▸ **Required task**
State how many lines in the listing below include the word "class". Give nothing but the number.

▸ **Dataset rows**
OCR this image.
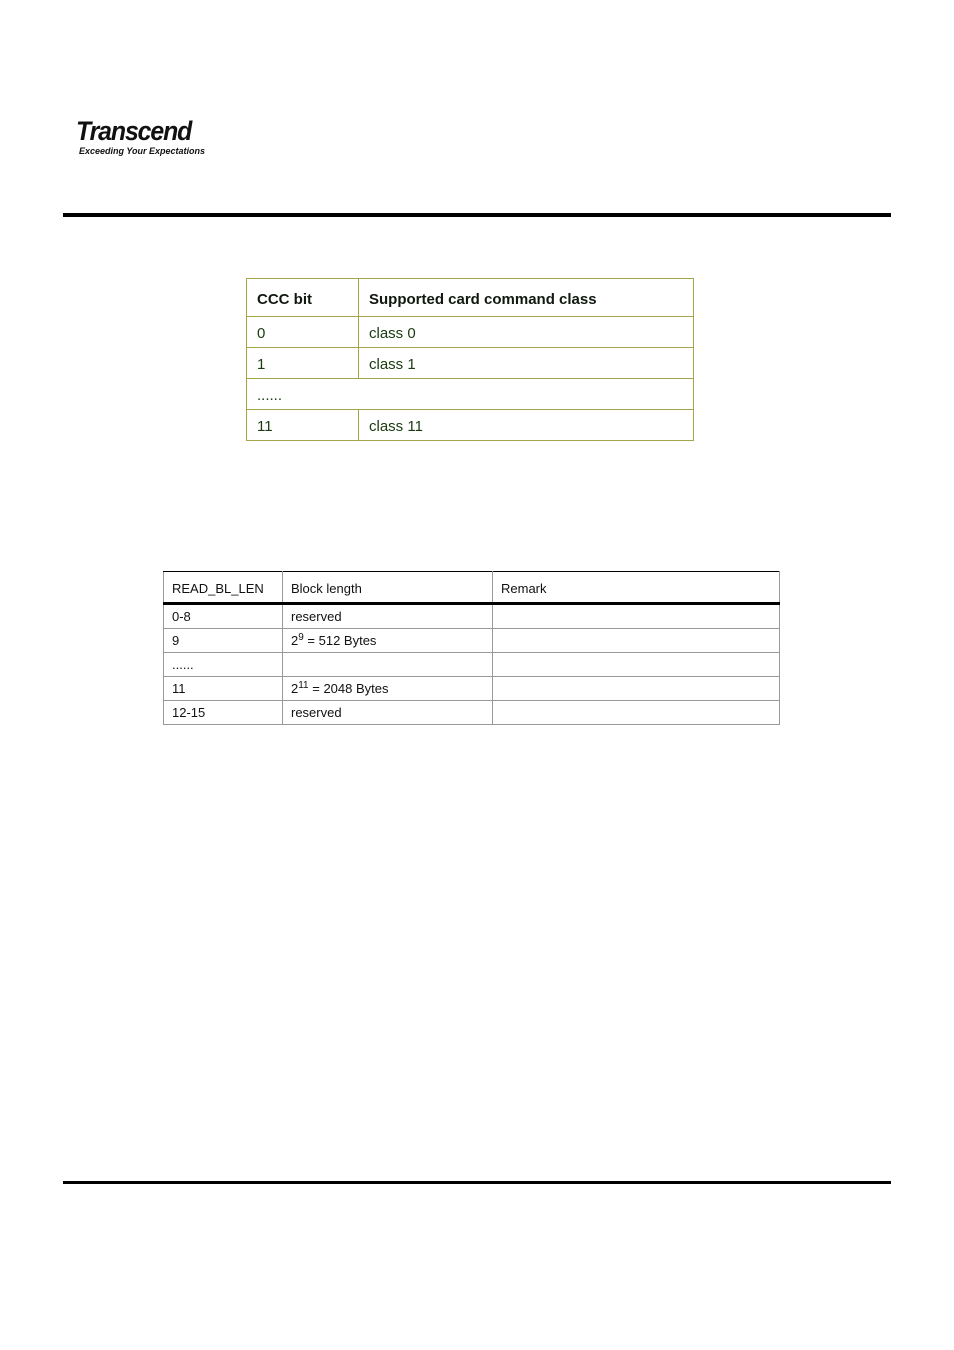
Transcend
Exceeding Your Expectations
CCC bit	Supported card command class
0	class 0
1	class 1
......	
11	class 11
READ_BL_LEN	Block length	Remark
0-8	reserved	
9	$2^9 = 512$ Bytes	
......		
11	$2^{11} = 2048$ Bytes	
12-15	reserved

▸ **The completed task**
4